> **书面练习**
将下列全部条目逐字照录一遍，不作任何改动。

> **数据集中列出的条目**

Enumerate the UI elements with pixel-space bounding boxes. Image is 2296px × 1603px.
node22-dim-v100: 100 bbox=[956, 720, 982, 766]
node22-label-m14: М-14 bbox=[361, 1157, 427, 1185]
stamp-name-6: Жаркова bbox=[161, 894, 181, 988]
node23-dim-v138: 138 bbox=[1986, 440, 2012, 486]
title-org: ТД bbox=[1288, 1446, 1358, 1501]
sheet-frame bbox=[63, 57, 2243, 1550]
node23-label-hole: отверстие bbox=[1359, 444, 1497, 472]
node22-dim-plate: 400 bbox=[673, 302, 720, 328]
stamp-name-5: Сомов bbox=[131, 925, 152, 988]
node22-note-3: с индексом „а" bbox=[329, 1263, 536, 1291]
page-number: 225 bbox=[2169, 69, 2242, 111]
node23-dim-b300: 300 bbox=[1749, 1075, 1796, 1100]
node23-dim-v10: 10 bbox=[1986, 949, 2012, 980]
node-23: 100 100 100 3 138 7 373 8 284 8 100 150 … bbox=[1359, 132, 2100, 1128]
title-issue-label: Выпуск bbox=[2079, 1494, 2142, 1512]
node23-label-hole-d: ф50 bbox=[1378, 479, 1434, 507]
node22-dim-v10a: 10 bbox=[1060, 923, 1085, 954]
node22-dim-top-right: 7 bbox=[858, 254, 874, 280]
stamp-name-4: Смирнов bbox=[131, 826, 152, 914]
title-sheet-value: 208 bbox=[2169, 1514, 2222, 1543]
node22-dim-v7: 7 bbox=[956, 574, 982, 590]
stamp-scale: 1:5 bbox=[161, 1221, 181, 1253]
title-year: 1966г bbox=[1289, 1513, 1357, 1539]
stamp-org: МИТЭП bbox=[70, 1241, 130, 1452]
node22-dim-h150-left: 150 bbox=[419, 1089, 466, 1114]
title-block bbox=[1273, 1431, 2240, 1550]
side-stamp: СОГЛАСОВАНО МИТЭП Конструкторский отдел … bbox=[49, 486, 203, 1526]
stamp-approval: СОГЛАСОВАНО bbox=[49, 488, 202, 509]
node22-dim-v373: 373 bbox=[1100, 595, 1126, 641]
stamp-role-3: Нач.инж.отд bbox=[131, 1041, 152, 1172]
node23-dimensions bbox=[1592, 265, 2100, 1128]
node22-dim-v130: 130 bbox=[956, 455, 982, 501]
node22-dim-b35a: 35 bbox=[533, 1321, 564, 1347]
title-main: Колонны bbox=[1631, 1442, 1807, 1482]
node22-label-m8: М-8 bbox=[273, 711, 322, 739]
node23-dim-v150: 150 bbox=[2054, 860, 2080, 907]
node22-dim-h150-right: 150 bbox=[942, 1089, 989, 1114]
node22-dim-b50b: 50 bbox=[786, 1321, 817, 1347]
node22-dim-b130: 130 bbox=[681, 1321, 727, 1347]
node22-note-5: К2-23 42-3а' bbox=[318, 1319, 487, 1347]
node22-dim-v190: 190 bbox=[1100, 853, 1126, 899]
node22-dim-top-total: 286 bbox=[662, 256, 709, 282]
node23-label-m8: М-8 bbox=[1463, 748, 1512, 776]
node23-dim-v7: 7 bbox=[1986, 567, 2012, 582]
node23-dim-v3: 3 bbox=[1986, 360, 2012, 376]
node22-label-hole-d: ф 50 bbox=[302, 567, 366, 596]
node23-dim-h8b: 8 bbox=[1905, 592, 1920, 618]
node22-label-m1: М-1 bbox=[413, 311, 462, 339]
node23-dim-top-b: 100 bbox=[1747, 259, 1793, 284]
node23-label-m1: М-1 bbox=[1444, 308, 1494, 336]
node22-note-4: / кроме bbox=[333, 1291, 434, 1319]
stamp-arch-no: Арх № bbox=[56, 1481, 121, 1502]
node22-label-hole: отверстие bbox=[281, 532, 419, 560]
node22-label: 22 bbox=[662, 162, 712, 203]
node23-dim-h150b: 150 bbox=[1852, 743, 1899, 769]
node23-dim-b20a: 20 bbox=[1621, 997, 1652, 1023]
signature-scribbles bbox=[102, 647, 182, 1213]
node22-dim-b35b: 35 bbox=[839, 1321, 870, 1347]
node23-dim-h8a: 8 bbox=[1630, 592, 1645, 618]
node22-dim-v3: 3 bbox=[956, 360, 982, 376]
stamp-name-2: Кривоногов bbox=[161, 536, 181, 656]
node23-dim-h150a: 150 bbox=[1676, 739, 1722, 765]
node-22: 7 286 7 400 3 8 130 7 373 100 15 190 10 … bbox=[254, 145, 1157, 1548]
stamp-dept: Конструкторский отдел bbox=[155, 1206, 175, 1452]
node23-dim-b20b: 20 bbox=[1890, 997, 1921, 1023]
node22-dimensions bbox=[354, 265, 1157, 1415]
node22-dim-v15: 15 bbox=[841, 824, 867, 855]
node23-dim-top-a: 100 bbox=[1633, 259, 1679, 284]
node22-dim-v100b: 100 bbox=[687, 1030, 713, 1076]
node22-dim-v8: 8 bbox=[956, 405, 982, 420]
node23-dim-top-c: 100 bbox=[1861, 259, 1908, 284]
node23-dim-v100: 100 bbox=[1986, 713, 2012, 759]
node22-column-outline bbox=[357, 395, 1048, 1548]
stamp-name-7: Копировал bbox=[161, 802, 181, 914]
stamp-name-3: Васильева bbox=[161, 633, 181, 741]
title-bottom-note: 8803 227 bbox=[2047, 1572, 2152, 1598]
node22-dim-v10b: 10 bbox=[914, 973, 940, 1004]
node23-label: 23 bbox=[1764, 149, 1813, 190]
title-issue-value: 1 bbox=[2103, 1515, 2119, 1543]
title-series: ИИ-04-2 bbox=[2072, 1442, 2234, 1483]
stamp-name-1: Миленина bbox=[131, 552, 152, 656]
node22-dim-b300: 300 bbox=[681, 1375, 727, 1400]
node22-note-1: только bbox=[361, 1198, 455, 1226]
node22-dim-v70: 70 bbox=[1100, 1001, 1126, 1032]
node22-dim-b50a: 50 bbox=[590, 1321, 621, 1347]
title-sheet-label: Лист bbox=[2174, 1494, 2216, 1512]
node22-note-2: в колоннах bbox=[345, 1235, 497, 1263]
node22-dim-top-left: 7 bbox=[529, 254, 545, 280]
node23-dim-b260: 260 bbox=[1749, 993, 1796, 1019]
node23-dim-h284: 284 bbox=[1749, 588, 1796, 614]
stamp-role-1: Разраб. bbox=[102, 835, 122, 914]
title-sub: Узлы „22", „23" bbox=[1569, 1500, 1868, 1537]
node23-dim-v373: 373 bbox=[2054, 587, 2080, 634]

> **参考答案**
Enumerate the UI elements with pixel-space bounding boxes. Image is 2296px × 1603px.
node22-dim-v100: 100 bbox=[956, 720, 982, 766]
node22-label-m14: М-14 bbox=[361, 1157, 427, 1185]
stamp-name-6: Жаркова bbox=[161, 894, 181, 988]
node23-dim-v138: 138 bbox=[1986, 440, 2012, 486]
title-org: ТД bbox=[1288, 1446, 1358, 1501]
sheet-frame bbox=[63, 57, 2243, 1550]
node23-label-hole: отверстие bbox=[1359, 444, 1497, 472]
node22-dim-plate: 400 bbox=[673, 302, 720, 328]
stamp-name-5: Сомов bbox=[131, 925, 152, 988]
node22-note-3: с индексом „а" bbox=[329, 1263, 536, 1291]
page-number: 225 bbox=[2169, 69, 2242, 111]
node23-dim-b300: 300 bbox=[1749, 1075, 1796, 1100]
node23-dim-v10: 10 bbox=[1986, 949, 2012, 980]
node-23: 100 100 100 3 138 7 373 8 284 8 100 150 … bbox=[1359, 132, 2100, 1128]
title-issue-label: Выпуск bbox=[2079, 1494, 2142, 1512]
node23-label-hole-d: ф50 bbox=[1378, 479, 1434, 507]
node22-dim-v10a: 10 bbox=[1060, 923, 1085, 954]
node22-dim-top-right: 7 bbox=[858, 254, 874, 280]
stamp-name-4: Смирнов bbox=[131, 826, 152, 914]
title-sheet-value: 208 bbox=[2169, 1514, 2222, 1543]
node22-dim-v7: 7 bbox=[956, 574, 982, 590]
stamp-scale: 1:5 bbox=[161, 1221, 181, 1253]
title-year: 1966г bbox=[1289, 1513, 1357, 1539]
stamp-org: МИТЭП bbox=[70, 1241, 130, 1452]
node22-dim-h150-left: 150 bbox=[419, 1089, 466, 1114]
title-block bbox=[1273, 1431, 2240, 1550]
side-stamp: СОГЛАСОВАНО МИТЭП Конструкторский отдел … bbox=[49, 486, 203, 1526]
stamp-approval: СОГЛАСОВАНО bbox=[49, 488, 202, 509]
node22-dim-v373: 373 bbox=[1100, 595, 1126, 641]
stamp-role-3: Нач.инж.отд bbox=[131, 1041, 152, 1172]
node23-dimensions bbox=[1592, 265, 2100, 1128]
node22-dim-v130: 130 bbox=[956, 455, 982, 501]
node22-dim-b35a: 35 bbox=[533, 1321, 564, 1347]
title-main: Колонны bbox=[1631, 1442, 1807, 1482]
node22-label-m8: М-8 bbox=[273, 711, 322, 739]
node23-dim-v150: 150 bbox=[2054, 860, 2080, 907]
node22-dim-h150-right: 150 bbox=[942, 1089, 989, 1114]
node22-dim-b50b: 50 bbox=[786, 1321, 817, 1347]
node22-dim-b130: 130 bbox=[681, 1321, 727, 1347]
node22-note-5: К2-23 42-3а' bbox=[318, 1319, 487, 1347]
node22-dim-v190: 190 bbox=[1100, 853, 1126, 899]
node22-dim-top-total: 286 bbox=[662, 256, 709, 282]
node23-label-m8: М-8 bbox=[1463, 748, 1512, 776]
node23-dim-v7: 7 bbox=[1986, 567, 2012, 582]
node23-dim-v3: 3 bbox=[1986, 360, 2012, 376]
node22-label-hole-d: ф 50 bbox=[302, 567, 366, 596]
node23-dim-h8b: 8 bbox=[1905, 592, 1920, 618]
node22-label-m1: М-1 bbox=[413, 311, 462, 339]
node23-dim-top-b: 100 bbox=[1747, 259, 1793, 284]
node23-label-m1: М-1 bbox=[1444, 308, 1494, 336]
node22-note-4: / кроме bbox=[333, 1291, 434, 1319]
stamp-arch-no: Арх № bbox=[56, 1481, 121, 1502]
node22-label-hole: отверстие bbox=[281, 532, 419, 560]
node22-label: 22 bbox=[662, 162, 712, 203]
node23-dim-h150b: 150 bbox=[1852, 743, 1899, 769]
node23-dim-b20a: 20 bbox=[1621, 997, 1652, 1023]
signature-scribbles bbox=[102, 647, 182, 1213]
node22-dim-b35b: 35 bbox=[839, 1321, 870, 1347]
node23-dim-h8a: 8 bbox=[1630, 592, 1645, 618]
node22-dim-v3: 3 bbox=[956, 360, 982, 376]
stamp-name-2: Кривоногов bbox=[161, 536, 181, 656]
node23-dim-h150a: 150 bbox=[1676, 739, 1722, 765]
node-22: 7 286 7 400 3 8 130 7 373 100 15 190 10 … bbox=[254, 145, 1157, 1548]
stamp-dept: Конструкторский отдел bbox=[155, 1206, 175, 1452]
node23-dim-b20b: 20 bbox=[1890, 997, 1921, 1023]
node22-dimensions bbox=[354, 265, 1157, 1415]
node22-dim-v15: 15 bbox=[841, 824, 867, 855]
node23-dim-top-a: 100 bbox=[1633, 259, 1679, 284]
node22-dim-v100b: 100 bbox=[687, 1030, 713, 1076]
node22-dim-v8: 8 bbox=[956, 405, 982, 420]
node23-dim-top-c: 100 bbox=[1861, 259, 1908, 284]
node23-dim-v100: 100 bbox=[1986, 713, 2012, 759]
node22-column-outline bbox=[357, 395, 1048, 1548]
stamp-name-7: Копировал bbox=[161, 802, 181, 914]
stamp-name-3: Васильева bbox=[161, 633, 181, 741]
title-bottom-note: 8803 227 bbox=[2047, 1572, 2152, 1598]
node22-dim-v10b: 10 bbox=[914, 973, 940, 1004]
node23-label: 23 bbox=[1764, 149, 1813, 190]
title-issue-value: 1 bbox=[2103, 1515, 2119, 1543]
title-series: ИИ-04-2 bbox=[2072, 1442, 2234, 1483]
stamp-name-1: Миленина bbox=[131, 552, 152, 656]
node22-dim-b300: 300 bbox=[681, 1375, 727, 1400]
node22-note-1: только bbox=[361, 1198, 455, 1226]
node22-dim-v70: 70 bbox=[1100, 1001, 1126, 1032]
node22-dim-b50a: 50 bbox=[590, 1321, 621, 1347]
title-sheet-label: Лист bbox=[2174, 1494, 2216, 1512]
node22-note-2: в колоннах bbox=[345, 1235, 497, 1263]
node22-dim-top-left: 7 bbox=[529, 254, 545, 280]
node23-dim-b260: 260 bbox=[1749, 993, 1796, 1019]
node23-dim-h284: 284 bbox=[1749, 588, 1796, 614]
stamp-role-1: Разраб. bbox=[102, 835, 122, 914]
title-sub: Узлы „22", „23" bbox=[1569, 1500, 1868, 1537]
node23-dim-v373: 373 bbox=[2054, 587, 2080, 634]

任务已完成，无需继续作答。